■ **TASK PROMPT**
Collect every line in the rows below that contains the string "sealant". Matching is case-sensitive.

■ **GIVEN RECORDS**
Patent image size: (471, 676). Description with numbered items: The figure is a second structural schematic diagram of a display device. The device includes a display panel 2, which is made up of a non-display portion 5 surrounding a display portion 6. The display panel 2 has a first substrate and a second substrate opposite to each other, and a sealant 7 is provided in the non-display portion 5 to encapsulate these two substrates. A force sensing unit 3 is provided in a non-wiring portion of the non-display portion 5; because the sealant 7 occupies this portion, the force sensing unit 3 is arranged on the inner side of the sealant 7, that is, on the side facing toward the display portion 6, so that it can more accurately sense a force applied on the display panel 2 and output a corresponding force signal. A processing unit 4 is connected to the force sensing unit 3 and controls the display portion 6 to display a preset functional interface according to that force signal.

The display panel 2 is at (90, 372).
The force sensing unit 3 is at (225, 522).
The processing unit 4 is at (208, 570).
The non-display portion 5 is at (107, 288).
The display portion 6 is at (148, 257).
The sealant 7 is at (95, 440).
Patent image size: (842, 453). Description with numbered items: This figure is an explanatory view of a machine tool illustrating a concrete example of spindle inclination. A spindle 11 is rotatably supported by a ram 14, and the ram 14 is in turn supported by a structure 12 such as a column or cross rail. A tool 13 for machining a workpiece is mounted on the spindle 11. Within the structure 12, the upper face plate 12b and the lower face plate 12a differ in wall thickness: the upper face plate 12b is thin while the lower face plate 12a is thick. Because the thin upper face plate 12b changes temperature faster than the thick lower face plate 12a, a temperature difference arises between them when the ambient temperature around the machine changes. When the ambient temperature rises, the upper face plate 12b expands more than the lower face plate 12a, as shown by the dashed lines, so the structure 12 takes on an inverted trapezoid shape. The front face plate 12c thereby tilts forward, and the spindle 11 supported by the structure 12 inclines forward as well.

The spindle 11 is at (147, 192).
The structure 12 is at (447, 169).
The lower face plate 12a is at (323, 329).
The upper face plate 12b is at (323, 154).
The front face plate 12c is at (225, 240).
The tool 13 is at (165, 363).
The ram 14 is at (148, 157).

■ **RESULT OF THIS EXERCISE**
Patent image size: (471, 676). Description with numbered items: The figure is a second structural schematic diagram of a display device. The device includes a display panel 2, which is made up of a non-display portion 5 surrounding a display portion 6. The display panel 2 has a first substrate and a second substrate opposite to each other, and a sealant 7 is provided in the non-display portion 5 to encapsulate these two substrates. A force sensing unit 3 is provided in a non-wiring portion of the non-display portion 5; because the sealant 7 occupies this portion, the force sensing unit 3 is arranged on the inner side of the sealant 7, that is, on the side facing toward the display portion 6, so that it can more accurately sense a force applied on the display panel 2 and output a corresponding force signal. A processing unit 4 is connected to the force sensing unit 3 and controls the display portion 6 to display a preset functional interface according to that force signal.
The sealant 7 is at (95, 440).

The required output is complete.